> [TASK GOAL] Pick out the lines below with "Black" and list them.

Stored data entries
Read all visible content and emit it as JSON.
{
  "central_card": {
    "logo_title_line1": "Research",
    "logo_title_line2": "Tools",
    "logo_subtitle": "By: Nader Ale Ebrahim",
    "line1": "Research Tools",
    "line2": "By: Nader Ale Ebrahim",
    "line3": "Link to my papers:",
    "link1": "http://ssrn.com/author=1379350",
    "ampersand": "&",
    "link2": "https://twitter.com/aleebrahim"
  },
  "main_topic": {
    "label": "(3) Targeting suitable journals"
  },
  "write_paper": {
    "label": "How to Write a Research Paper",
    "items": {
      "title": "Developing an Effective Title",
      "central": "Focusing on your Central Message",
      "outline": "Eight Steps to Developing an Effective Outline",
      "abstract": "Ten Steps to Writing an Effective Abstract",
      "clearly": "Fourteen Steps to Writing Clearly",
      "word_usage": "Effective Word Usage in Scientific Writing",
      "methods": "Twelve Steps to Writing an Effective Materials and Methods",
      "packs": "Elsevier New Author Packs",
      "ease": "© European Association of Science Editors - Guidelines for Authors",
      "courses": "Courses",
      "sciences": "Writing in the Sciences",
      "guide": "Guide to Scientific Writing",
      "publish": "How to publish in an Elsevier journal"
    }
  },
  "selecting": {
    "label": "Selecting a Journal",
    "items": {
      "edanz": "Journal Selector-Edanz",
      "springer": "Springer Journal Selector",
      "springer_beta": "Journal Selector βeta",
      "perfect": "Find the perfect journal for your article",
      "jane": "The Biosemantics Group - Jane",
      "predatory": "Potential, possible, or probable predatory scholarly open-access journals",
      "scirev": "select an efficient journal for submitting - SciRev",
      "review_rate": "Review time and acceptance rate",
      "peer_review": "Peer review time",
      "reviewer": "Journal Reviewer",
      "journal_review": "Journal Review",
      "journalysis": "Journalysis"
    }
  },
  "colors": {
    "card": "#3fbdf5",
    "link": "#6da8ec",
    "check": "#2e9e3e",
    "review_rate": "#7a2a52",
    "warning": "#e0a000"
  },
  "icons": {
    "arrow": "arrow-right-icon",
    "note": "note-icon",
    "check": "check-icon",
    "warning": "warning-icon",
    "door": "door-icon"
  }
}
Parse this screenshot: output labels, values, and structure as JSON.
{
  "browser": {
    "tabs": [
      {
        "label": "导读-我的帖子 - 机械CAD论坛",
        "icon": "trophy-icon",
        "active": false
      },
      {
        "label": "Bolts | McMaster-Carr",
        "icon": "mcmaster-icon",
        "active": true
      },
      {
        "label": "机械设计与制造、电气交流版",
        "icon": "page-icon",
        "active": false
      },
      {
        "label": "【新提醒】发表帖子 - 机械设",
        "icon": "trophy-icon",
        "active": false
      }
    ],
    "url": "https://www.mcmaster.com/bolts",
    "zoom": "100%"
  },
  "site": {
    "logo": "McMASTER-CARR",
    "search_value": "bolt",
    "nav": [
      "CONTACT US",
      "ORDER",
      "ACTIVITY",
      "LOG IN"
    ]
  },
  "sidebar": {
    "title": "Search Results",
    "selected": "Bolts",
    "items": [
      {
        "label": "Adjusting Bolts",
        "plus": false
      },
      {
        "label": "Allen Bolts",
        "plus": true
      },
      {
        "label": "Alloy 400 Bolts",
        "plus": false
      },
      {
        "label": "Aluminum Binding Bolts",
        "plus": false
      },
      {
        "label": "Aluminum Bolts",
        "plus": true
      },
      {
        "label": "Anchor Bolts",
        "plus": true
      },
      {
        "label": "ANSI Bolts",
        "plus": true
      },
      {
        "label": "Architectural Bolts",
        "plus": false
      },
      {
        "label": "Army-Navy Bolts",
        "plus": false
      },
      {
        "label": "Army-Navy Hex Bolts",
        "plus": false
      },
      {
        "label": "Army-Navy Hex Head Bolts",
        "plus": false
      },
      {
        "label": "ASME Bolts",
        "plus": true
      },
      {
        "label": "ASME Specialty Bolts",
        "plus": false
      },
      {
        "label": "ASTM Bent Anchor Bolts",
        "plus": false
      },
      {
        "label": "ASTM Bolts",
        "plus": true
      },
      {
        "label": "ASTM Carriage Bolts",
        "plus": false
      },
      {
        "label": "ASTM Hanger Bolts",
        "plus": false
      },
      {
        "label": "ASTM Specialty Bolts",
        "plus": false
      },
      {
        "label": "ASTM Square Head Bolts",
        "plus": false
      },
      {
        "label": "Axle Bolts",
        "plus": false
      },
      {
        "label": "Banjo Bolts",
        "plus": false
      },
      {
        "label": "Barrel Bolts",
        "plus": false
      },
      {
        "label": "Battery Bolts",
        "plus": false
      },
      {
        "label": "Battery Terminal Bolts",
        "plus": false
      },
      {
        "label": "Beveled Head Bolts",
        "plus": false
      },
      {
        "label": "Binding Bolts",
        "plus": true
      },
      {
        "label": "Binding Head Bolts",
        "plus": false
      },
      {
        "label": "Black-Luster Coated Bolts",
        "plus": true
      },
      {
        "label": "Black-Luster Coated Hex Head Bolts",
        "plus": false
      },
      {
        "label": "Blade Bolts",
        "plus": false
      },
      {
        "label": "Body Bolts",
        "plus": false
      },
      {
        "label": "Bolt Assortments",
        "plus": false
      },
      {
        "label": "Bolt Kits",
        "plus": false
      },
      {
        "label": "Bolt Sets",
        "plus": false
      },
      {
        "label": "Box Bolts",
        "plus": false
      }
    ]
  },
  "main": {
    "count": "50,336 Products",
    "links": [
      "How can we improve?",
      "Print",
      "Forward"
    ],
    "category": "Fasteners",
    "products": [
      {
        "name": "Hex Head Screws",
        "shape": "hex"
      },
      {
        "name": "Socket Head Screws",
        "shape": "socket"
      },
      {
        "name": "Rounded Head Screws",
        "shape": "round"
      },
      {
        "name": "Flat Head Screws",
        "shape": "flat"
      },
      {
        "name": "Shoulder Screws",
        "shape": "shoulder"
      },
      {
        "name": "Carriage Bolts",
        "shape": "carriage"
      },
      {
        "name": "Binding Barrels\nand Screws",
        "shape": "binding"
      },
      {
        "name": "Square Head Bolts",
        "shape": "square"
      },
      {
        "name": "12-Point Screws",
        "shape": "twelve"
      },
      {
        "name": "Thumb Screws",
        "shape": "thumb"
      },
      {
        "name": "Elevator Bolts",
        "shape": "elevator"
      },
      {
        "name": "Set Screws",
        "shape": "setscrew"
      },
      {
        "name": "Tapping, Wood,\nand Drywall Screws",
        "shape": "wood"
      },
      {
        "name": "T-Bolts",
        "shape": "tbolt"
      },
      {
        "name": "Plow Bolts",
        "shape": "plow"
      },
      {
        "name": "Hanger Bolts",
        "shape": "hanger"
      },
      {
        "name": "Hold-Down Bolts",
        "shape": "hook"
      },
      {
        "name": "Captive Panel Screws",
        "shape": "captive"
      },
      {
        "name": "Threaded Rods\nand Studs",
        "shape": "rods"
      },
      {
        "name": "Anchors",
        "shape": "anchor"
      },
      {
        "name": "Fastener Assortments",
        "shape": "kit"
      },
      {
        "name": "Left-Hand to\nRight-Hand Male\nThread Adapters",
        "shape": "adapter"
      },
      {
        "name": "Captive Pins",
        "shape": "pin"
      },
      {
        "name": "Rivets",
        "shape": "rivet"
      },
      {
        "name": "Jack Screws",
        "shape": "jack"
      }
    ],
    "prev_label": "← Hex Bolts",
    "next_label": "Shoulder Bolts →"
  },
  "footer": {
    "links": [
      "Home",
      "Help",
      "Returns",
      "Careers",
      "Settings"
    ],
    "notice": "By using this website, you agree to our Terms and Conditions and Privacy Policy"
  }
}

> [RESPONSE TO THIS EXERCISE]
        "label": "Black-Luster Coated Bolts",
        "label": "Black-Luster Coated Hex Head Bolts",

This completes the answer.